* [Exercise]
Scan the listing below. Report each line that includes "existence".

* [Provided data]
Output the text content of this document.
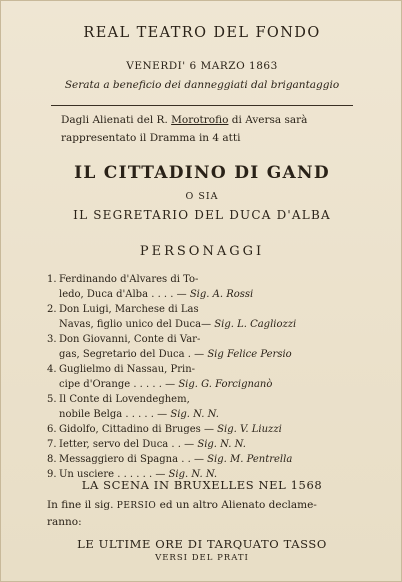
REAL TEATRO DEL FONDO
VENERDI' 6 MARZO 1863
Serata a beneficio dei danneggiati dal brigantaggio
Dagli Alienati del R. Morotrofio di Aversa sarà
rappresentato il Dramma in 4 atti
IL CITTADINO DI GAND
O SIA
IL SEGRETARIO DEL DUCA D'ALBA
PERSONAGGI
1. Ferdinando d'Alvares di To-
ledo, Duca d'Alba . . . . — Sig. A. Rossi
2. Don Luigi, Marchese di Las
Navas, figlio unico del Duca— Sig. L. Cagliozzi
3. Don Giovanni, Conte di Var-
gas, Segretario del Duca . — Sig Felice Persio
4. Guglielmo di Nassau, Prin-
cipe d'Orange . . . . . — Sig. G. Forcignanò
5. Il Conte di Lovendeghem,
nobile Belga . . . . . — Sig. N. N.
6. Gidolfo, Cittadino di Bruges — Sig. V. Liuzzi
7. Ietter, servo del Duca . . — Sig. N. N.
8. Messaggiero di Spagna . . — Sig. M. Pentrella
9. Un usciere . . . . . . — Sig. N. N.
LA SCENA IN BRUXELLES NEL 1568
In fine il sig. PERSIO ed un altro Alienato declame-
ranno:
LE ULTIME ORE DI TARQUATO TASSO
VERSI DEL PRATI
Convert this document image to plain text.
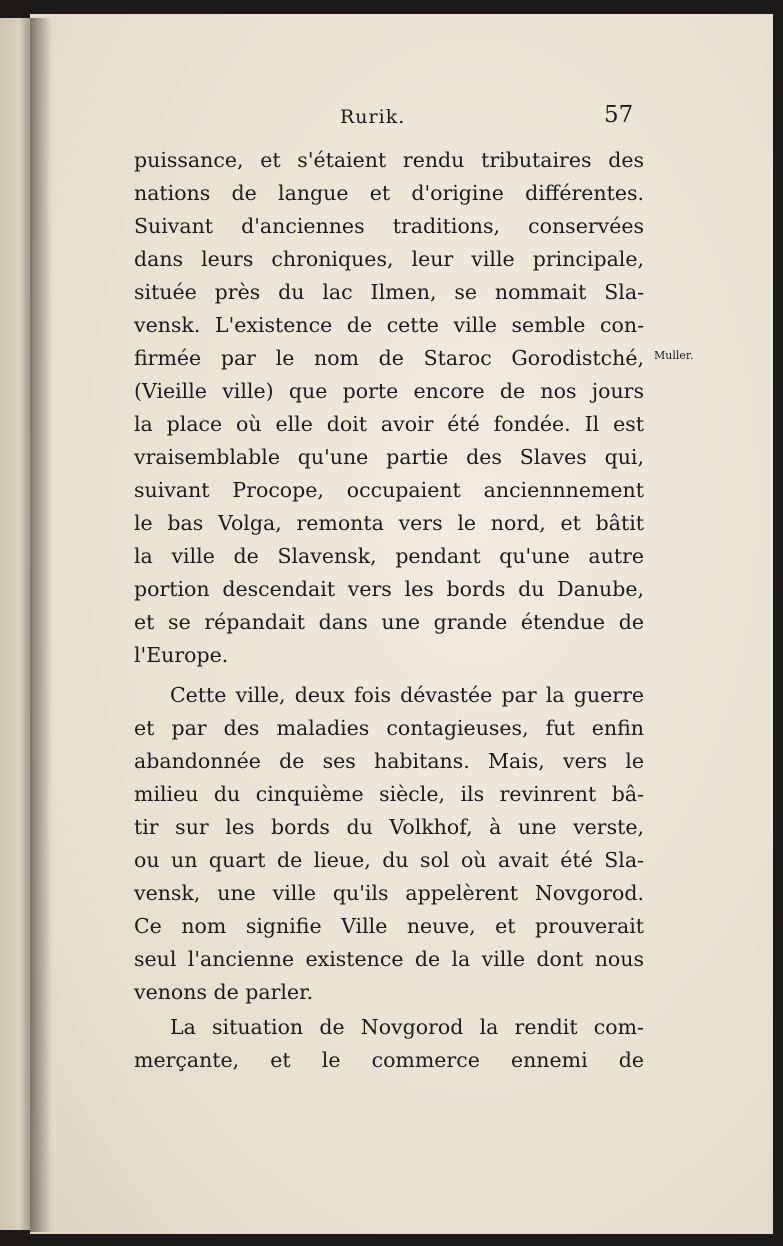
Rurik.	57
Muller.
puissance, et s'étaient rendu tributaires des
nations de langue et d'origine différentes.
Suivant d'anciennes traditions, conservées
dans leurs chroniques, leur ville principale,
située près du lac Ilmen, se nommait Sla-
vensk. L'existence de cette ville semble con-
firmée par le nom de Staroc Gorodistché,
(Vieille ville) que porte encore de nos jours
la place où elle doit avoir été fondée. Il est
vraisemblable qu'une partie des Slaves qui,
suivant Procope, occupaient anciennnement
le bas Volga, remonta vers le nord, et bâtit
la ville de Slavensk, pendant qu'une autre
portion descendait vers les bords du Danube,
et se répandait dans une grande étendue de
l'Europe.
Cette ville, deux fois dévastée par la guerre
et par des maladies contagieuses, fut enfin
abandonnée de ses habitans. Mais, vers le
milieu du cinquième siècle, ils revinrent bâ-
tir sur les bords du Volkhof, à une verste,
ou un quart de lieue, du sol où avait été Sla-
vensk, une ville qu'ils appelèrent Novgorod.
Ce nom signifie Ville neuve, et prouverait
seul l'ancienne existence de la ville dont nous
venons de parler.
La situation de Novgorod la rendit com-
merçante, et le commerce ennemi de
---
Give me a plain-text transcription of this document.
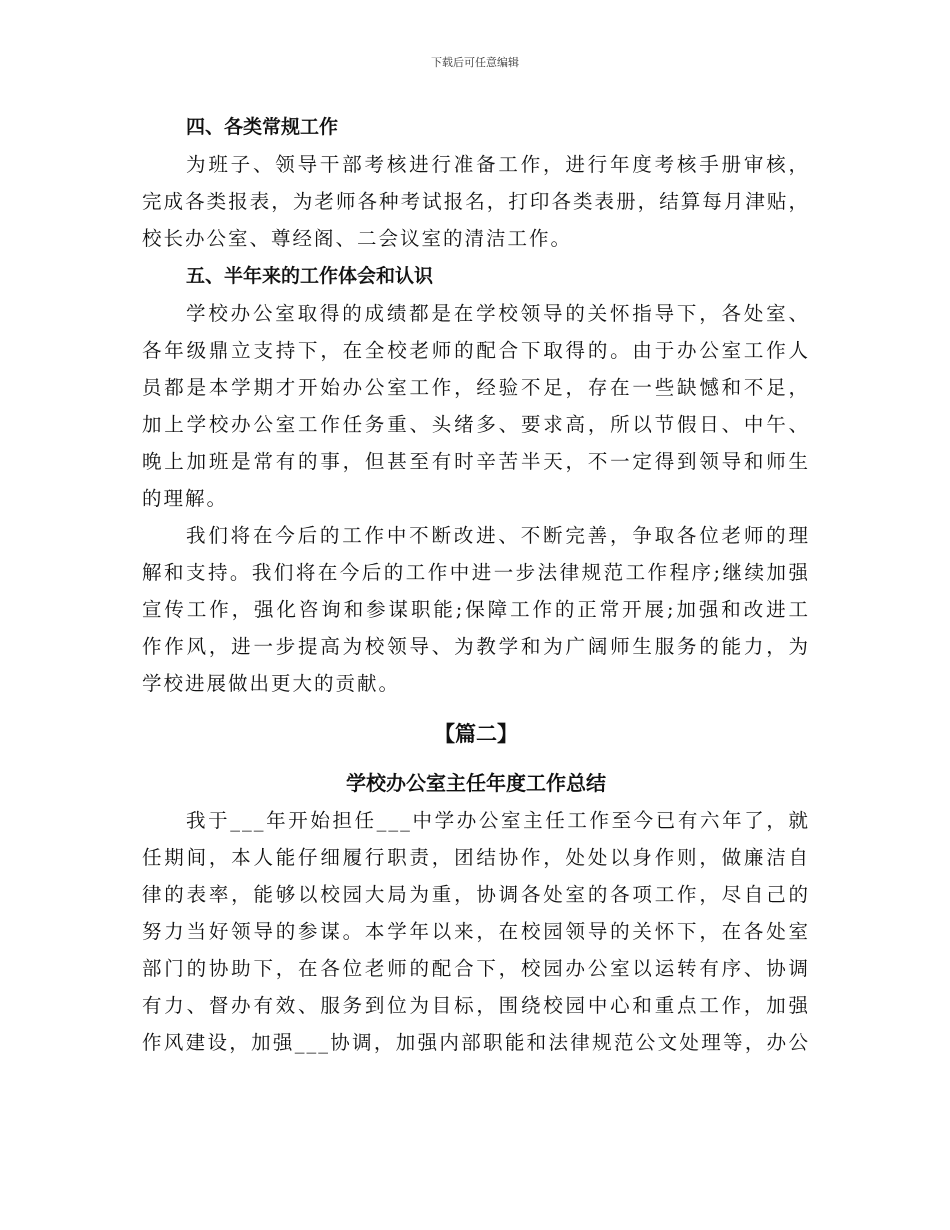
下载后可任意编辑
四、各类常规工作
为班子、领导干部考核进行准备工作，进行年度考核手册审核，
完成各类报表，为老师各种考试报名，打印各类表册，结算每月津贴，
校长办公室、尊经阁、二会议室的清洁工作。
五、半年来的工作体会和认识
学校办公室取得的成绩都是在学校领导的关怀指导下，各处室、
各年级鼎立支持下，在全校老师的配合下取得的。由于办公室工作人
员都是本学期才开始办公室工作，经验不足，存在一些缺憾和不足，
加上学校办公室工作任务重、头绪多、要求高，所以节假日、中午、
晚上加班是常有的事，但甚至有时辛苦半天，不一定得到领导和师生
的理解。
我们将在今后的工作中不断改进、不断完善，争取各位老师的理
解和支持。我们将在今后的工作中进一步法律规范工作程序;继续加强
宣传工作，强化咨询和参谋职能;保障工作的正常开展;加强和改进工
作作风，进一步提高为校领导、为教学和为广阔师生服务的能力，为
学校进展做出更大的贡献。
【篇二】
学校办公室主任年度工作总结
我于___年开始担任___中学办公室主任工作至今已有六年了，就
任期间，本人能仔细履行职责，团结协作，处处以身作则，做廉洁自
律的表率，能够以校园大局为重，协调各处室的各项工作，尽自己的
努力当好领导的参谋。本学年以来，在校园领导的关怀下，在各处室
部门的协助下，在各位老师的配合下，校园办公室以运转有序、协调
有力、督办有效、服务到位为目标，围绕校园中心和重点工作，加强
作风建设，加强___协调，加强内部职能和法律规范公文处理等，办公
--
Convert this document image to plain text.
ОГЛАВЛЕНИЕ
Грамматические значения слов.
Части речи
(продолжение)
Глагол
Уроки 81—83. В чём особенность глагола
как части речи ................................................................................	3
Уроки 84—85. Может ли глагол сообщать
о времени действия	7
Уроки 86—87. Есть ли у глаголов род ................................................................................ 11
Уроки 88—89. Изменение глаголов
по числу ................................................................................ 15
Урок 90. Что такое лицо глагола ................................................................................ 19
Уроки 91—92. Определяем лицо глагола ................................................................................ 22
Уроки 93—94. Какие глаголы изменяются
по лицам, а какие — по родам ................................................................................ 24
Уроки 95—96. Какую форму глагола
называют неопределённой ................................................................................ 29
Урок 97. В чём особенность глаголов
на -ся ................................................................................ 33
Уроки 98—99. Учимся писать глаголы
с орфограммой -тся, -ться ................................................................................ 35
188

* [Solution]
vensk. L'existence de cette ville semble con-
seul l'ancienne existence de la ville dont nous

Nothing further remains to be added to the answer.